_TASK TO CARRY OUT_. Below are the records. List every line holding the word "username".

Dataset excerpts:
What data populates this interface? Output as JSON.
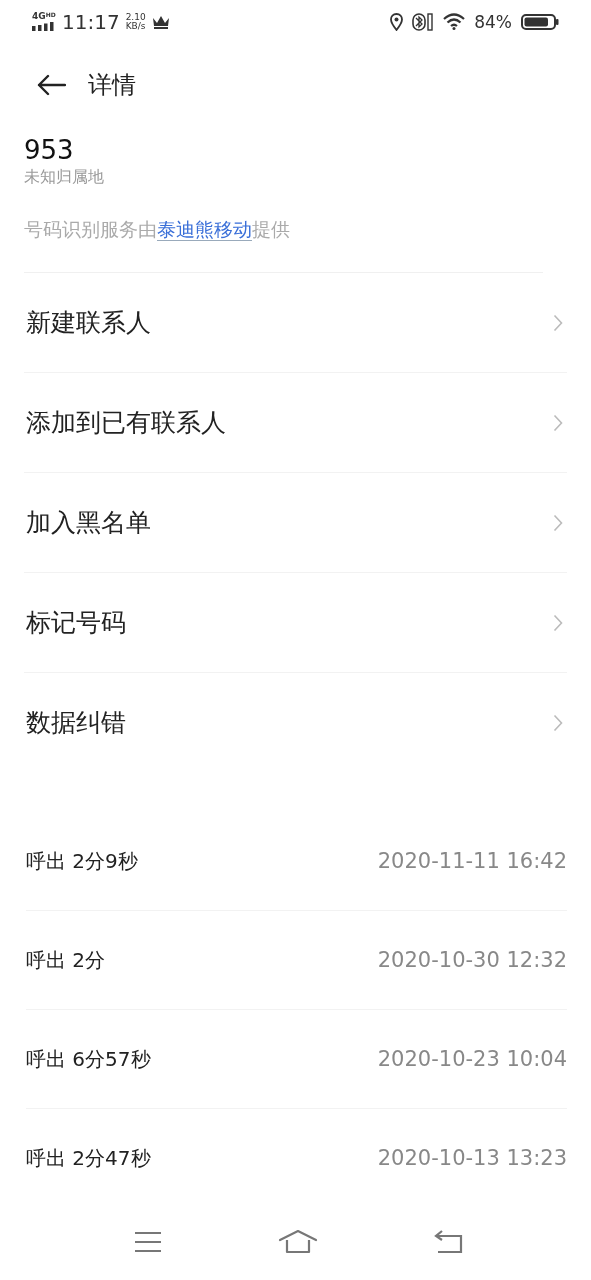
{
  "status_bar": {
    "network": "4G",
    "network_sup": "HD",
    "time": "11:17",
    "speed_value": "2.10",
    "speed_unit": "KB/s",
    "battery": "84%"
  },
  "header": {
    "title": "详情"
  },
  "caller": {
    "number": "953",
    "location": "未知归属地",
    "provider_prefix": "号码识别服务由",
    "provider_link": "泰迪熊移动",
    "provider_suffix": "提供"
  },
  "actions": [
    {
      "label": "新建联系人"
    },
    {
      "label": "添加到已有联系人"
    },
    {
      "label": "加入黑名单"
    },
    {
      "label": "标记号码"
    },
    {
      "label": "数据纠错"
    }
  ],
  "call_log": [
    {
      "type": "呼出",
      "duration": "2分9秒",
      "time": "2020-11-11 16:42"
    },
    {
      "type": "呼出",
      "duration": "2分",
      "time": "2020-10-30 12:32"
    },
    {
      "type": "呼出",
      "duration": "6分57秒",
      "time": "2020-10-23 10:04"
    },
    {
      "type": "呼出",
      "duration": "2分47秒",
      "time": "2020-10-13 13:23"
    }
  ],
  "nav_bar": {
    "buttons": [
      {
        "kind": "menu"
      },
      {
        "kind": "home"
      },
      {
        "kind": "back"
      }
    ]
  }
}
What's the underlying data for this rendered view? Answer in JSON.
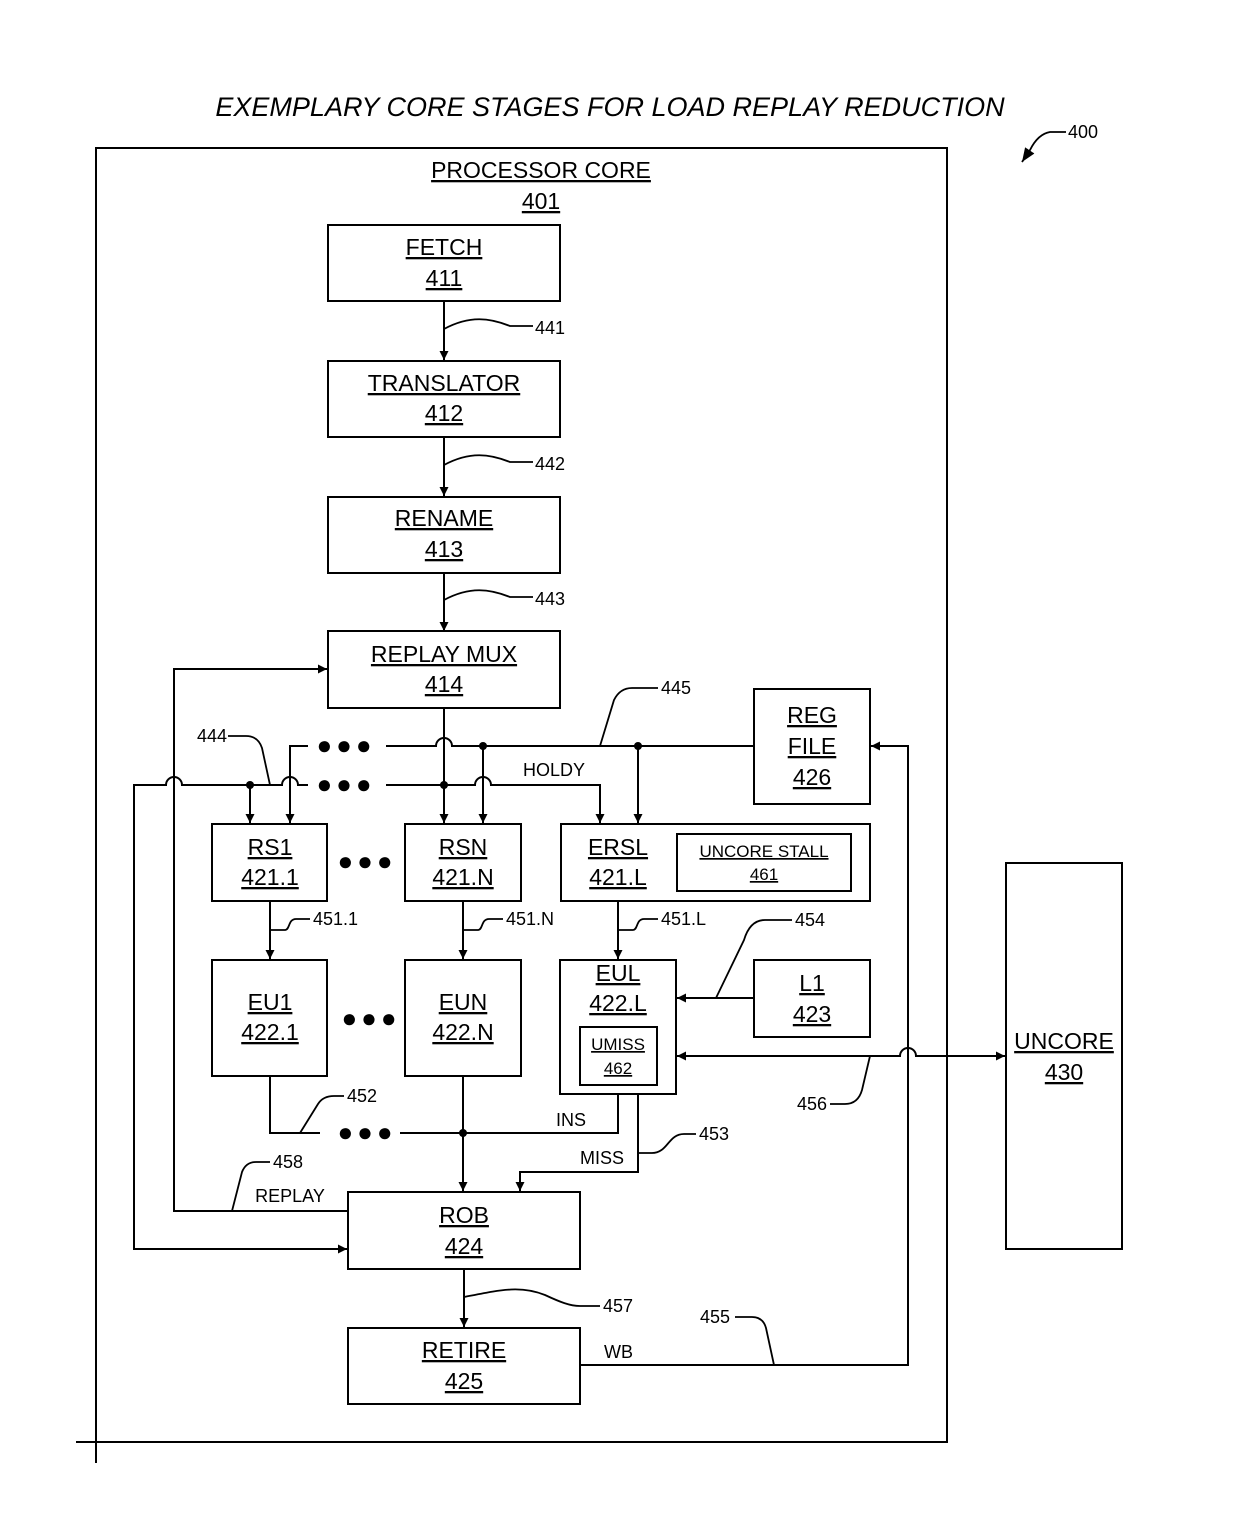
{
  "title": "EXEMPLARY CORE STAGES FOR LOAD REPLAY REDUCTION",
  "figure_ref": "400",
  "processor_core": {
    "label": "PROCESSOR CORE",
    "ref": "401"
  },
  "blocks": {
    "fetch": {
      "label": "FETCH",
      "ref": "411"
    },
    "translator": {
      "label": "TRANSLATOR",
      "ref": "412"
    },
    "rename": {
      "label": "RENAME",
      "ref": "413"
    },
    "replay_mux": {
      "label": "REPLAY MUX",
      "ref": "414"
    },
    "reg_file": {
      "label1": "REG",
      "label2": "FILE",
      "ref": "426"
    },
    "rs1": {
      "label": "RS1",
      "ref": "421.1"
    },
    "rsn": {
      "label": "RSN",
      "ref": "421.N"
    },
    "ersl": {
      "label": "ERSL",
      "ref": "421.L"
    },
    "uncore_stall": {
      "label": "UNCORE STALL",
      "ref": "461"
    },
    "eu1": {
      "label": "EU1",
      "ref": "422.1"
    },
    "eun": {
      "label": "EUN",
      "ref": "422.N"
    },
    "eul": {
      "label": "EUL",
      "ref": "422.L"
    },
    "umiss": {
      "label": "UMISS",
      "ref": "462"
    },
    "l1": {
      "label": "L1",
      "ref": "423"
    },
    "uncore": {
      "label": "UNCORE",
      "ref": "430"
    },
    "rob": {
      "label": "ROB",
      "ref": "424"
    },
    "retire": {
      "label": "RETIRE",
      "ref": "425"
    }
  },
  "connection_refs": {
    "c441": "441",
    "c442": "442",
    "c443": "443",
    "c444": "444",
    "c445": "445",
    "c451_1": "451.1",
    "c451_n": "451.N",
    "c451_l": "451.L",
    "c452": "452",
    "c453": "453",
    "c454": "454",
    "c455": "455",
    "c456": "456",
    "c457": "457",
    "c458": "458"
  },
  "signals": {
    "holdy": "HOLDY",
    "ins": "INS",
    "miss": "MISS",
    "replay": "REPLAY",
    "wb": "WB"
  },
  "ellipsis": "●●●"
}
--
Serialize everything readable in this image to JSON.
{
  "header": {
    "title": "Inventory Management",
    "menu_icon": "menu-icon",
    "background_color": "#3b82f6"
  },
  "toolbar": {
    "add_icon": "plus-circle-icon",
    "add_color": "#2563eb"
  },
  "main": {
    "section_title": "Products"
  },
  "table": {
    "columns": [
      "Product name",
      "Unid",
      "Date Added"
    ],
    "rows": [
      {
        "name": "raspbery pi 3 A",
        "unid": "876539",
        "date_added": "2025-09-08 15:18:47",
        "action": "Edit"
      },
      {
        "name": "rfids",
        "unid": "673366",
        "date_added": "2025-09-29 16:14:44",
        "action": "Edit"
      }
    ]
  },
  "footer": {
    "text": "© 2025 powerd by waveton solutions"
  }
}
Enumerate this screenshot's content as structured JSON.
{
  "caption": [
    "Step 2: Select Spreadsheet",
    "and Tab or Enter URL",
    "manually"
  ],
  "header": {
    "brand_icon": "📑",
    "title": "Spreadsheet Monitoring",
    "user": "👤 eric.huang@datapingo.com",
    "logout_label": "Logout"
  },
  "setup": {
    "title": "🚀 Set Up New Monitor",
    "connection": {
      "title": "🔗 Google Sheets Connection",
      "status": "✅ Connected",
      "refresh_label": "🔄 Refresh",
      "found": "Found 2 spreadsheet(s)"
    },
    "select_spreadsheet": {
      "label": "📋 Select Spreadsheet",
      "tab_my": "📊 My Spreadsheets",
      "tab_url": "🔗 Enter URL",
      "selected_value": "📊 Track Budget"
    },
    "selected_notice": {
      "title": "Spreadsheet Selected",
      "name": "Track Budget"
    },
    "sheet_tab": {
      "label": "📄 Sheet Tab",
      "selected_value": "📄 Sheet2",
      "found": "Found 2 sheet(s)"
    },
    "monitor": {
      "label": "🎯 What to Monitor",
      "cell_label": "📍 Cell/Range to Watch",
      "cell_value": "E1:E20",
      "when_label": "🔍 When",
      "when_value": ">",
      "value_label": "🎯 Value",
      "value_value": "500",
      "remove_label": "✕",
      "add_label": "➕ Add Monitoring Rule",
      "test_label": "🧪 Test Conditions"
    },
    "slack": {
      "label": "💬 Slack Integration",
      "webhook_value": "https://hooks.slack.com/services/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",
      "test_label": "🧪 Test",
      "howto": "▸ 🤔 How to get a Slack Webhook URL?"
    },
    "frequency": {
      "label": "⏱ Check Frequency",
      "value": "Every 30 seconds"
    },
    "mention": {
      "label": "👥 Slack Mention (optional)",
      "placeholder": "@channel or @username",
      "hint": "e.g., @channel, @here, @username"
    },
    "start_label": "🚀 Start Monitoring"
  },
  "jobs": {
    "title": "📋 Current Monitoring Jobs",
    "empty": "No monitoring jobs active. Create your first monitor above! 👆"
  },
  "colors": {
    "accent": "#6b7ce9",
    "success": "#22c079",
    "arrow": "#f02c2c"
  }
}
--
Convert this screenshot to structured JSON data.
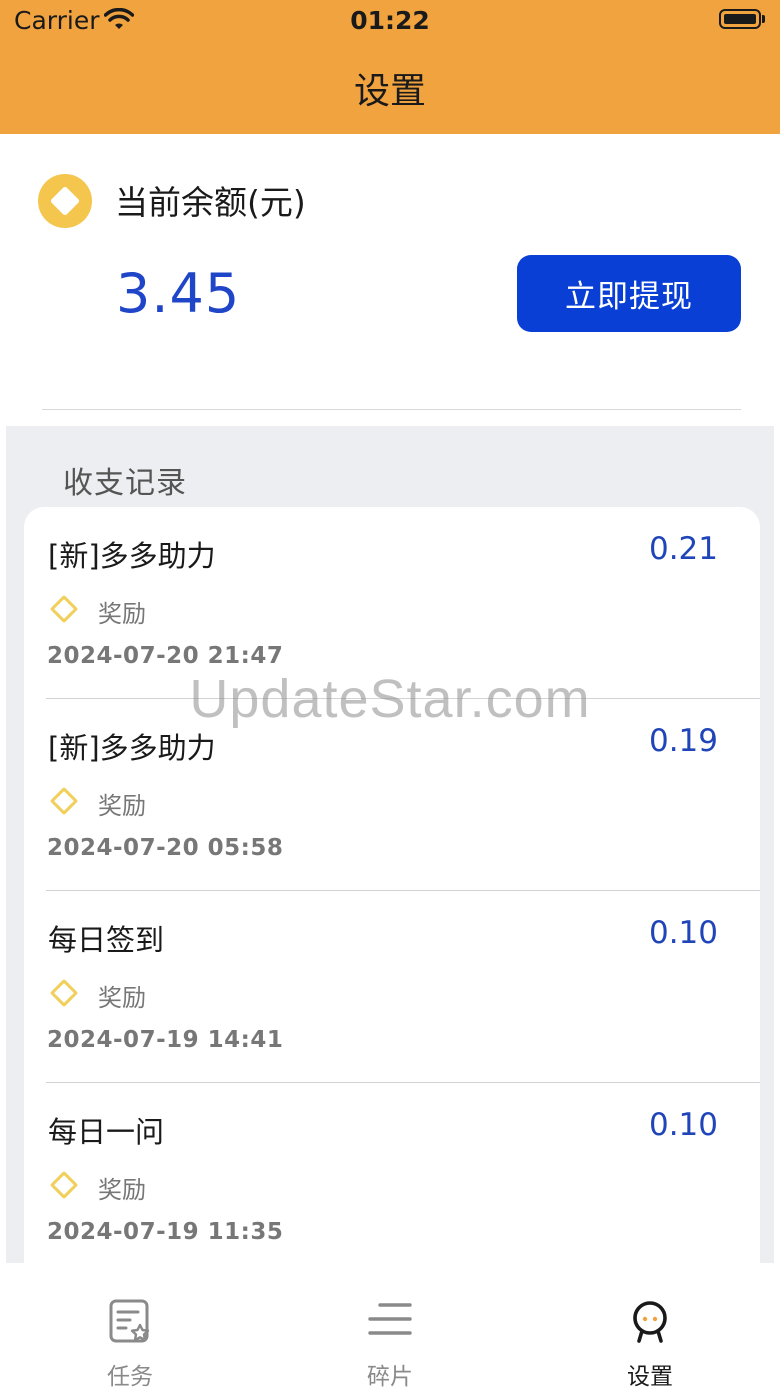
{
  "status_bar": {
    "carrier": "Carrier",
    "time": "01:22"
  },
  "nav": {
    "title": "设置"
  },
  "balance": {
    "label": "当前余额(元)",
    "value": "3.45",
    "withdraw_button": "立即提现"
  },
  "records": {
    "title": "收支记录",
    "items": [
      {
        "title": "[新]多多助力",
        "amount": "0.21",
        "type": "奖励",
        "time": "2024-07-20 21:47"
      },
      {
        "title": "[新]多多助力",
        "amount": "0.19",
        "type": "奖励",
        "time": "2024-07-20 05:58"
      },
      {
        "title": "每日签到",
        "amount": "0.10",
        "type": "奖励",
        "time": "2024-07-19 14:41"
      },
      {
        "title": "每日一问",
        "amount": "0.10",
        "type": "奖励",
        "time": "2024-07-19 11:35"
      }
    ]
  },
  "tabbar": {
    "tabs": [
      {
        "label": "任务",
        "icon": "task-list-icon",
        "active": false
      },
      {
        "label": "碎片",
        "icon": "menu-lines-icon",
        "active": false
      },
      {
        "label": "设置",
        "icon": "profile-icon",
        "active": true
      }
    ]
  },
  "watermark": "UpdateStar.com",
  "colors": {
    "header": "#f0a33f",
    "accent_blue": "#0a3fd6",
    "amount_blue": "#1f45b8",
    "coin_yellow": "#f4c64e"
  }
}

_ANSWER TO THE TASK_.
      "placeholder": "@channel or @username",
      "hint": "e.g., @channel, @here, @username"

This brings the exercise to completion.